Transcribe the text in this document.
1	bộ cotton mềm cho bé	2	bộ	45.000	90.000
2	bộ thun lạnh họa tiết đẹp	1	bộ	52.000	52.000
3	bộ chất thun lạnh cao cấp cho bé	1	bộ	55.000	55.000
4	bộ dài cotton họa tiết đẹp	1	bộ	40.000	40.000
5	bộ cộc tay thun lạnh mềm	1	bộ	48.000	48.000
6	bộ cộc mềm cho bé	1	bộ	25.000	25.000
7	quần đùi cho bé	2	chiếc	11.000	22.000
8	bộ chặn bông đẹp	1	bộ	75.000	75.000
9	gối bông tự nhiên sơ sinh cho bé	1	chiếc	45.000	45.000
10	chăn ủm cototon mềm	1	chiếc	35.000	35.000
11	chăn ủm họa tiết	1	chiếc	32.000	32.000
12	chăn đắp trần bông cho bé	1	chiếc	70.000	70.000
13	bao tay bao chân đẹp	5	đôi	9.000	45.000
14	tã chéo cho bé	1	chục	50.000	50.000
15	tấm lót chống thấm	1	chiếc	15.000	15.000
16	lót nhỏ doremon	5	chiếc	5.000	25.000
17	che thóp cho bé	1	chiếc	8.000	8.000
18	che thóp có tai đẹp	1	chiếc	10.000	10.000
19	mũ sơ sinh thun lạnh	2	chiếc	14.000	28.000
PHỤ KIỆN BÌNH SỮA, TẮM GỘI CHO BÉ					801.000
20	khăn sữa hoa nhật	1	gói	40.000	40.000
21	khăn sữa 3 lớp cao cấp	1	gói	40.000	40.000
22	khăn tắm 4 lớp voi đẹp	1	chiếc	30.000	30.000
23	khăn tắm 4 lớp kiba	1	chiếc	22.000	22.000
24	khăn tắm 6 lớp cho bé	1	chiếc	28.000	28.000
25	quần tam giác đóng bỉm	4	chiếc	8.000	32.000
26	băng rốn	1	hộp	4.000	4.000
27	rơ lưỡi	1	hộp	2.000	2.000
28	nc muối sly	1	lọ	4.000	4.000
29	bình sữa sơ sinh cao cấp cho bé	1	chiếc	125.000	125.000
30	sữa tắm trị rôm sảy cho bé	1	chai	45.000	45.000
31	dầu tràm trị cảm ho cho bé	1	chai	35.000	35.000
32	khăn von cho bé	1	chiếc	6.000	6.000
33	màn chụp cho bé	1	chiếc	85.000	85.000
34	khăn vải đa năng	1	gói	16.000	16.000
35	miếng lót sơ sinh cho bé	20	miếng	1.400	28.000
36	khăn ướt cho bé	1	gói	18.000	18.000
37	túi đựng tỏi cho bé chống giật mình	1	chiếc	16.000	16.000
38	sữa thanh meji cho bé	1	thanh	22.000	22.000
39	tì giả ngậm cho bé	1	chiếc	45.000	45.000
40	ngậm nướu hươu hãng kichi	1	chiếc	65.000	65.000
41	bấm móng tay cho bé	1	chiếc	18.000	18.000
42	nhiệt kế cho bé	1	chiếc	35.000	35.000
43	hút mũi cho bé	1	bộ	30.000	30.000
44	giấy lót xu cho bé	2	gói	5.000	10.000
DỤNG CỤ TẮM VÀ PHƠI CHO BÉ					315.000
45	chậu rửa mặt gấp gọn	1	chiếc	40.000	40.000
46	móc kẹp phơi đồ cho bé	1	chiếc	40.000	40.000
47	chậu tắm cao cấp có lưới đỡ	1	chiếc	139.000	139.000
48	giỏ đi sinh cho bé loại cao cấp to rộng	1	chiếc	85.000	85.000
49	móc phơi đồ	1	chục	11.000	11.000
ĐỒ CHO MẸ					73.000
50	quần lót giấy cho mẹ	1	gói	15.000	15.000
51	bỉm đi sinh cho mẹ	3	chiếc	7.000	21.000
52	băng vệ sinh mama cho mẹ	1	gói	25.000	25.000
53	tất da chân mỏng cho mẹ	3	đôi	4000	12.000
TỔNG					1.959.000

┄┄┄┄┄┄┄┄┄┄┄┄┄┄┄┄┄┄┄┄

Copy all the records above exactly, missing none.

Transcribe the text in this document.
1	bộ cotton mềm cho bé	2	bộ	45.000	90.000
2	bộ thun lạnh họa tiết đẹp	1	bộ	52.000	52.000
3	bộ chất thun lạnh cao cấp cho bé	1	bộ	55.000	55.000
4	bộ dài cotton họa tiết đẹp	1	bộ	40.000	40.000
5	bộ cộc tay thun lạnh mềm	1	bộ	48.000	48.000
6	bộ cộc mềm cho bé	1	bộ	25.000	25.000
7	quần đùi cho bé	2	chiếc	11.000	22.000
8	bộ chặn bông đẹp	1	bộ	75.000	75.000
9	gối bông tự nhiên sơ sinh cho bé	1	chiếc	45.000	45.000
10	chăn ủm cototon mềm	1	chiếc	35.000	35.000
11	chăn ủm họa tiết	1	chiếc	32.000	32.000
12	chăn đắp trần bông cho bé	1	chiếc	70.000	70.000
13	bao tay bao chân đẹp	5	đôi	9.000	45.000
14	tã chéo cho bé	1	chục	50.000	50.000
15	tấm lót chống thấm	1	chiếc	15.000	15.000
16	lót nhỏ doremon	5	chiếc	5.000	25.000
17	che thóp cho bé	1	chiếc	8.000	8.000
18	che thóp có tai đẹp	1	chiếc	10.000	10.000
19	mũ sơ sinh thun lạnh	2	chiếc	14.000	28.000
PHỤ KIỆN BÌNH SỮA, TẮM GỘI CHO BÉ					801.000
20	khăn sữa hoa nhật	1	gói	40.000	40.000
21	khăn sữa 3 lớp cao cấp	1	gói	40.000	40.000
22	khăn tắm 4 lớp voi đẹp	1	chiếc	30.000	30.000
23	khăn tắm 4 lớp kiba	1	chiếc	22.000	22.000
24	khăn tắm 6 lớp cho bé	1	chiếc	28.000	28.000
25	quần tam giác đóng bỉm	4	chiếc	8.000	32.000
26	băng rốn	1	hộp	4.000	4.000
27	rơ lưỡi	1	hộp	2.000	2.000
28	nc muối sly	1	lọ	4.000	4.000
29	bình sữa sơ sinh cao cấp cho bé	1	chiếc	125.000	125.000
30	sữa tắm trị rôm sảy cho bé	1	chai	45.000	45.000
31	dầu tràm trị cảm ho cho bé	1	chai	35.000	35.000
32	khăn von cho bé	1	chiếc	6.000	6.000
33	màn chụp cho bé	1	chiếc	85.000	85.000
34	khăn vải đa năng	1	gói	16.000	16.000
35	miếng lót sơ sinh cho bé	20	miếng	1.400	28.000
36	khăn ướt cho bé	1	gói	18.000	18.000
37	túi đựng tỏi cho bé chống giật mình	1	chiếc	16.000	16.000
38	sữa thanh meji cho bé	1	thanh	22.000	22.000
39	tì giả ngậm cho bé	1	chiếc	45.000	45.000
40	ngậm nướu hươu hãng kichi	1	chiếc	65.000	65.000
41	bấm móng tay cho bé	1	chiếc	18.000	18.000
42	nhiệt kế cho bé	1	chiếc	35.000	35.000
43	hút mũi cho bé	1	bộ	30.000	30.000
44	giấy lót xu cho bé	2	gói	5.000	10.000
DỤNG CỤ TẮM VÀ PHƠI CHO BÉ					315.000
45	chậu rửa mặt gấp gọn	1	chiếc	40.000	40.000
46	móc kẹp phơi đồ cho bé	1	chiếc	40.000	40.000
47	chậu tắm cao cấp có lưới đỡ	1	chiếc	139.000	139.000
48	giỏ đi sinh cho bé loại cao cấp to rộng	1	chiếc	85.000	85.000
49	móc phơi đồ	1	chục	11.000	11.000
ĐỒ CHO MẸ					73.000
50	quần lót giấy cho mẹ	1	gói	15.000	15.000
51	bỉm đi sinh cho mẹ	3	chiếc	7.000	21.000
52	băng vệ sinh mama cho mẹ	1	gói	25.000	25.000
53	tất da chân mỏng cho mẹ	3	đôi	4000	12.000
TỔNG					1.959.000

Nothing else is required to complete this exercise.